Look through the records that follow. Copy every line containing the word "AUSTIN".
── Task data
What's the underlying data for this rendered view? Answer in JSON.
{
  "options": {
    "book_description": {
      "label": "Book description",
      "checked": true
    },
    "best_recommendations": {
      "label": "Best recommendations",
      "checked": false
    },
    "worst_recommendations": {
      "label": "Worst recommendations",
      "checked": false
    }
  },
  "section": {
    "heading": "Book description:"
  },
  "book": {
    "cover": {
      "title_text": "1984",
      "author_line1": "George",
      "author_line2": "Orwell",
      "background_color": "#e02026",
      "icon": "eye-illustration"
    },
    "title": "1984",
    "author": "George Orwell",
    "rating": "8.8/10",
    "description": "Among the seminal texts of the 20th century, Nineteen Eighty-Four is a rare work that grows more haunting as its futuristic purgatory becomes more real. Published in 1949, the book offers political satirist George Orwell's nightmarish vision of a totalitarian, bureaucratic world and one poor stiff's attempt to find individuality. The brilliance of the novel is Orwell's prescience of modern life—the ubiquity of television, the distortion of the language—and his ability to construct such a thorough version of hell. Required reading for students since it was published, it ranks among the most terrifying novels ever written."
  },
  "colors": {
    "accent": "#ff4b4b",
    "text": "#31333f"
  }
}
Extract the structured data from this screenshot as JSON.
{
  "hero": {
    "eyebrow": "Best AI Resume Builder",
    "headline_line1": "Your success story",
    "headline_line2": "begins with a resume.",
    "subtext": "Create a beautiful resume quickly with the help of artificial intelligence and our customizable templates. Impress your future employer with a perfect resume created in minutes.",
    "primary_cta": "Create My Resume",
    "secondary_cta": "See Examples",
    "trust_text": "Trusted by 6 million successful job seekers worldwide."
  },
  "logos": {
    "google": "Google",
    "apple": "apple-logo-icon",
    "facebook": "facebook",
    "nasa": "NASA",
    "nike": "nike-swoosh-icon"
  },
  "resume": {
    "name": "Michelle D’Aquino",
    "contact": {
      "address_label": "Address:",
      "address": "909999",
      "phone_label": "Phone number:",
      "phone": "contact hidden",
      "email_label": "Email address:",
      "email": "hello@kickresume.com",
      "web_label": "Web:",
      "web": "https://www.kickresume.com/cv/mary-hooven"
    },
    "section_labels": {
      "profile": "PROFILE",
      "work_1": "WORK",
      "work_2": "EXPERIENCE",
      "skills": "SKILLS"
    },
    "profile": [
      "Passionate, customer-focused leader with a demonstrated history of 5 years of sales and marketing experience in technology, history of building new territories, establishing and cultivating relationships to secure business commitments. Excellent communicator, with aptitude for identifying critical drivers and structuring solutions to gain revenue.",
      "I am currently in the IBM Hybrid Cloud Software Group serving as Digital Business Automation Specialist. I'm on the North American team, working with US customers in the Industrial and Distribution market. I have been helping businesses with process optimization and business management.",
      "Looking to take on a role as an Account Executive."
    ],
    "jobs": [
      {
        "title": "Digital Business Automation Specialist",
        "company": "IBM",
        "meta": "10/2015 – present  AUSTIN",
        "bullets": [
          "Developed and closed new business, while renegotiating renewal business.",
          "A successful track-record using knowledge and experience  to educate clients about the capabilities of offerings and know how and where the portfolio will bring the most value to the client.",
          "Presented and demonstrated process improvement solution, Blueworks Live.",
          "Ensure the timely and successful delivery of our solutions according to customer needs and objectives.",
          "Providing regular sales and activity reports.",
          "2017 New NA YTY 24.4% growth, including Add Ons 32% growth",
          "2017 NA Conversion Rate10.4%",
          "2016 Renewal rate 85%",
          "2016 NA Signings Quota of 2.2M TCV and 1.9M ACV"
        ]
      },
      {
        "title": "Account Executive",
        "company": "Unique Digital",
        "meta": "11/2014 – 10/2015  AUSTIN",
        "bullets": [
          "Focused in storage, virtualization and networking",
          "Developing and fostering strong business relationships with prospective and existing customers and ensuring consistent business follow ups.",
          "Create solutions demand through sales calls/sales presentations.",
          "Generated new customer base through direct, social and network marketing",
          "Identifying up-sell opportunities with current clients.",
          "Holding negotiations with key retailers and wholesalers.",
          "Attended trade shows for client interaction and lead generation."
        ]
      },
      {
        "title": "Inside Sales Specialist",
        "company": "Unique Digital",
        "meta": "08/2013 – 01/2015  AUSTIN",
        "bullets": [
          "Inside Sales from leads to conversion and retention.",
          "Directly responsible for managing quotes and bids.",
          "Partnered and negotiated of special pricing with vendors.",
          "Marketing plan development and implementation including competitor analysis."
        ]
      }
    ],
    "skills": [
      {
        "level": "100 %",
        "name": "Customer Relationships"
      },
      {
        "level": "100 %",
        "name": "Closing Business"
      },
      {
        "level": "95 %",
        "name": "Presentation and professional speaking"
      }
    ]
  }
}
────
### Correct response
        "meta": "10/2015 – present  AUSTIN",
        "meta": "11/2014 – 10/2015  AUSTIN",
        "meta": "08/2013 – 01/2015  AUSTIN",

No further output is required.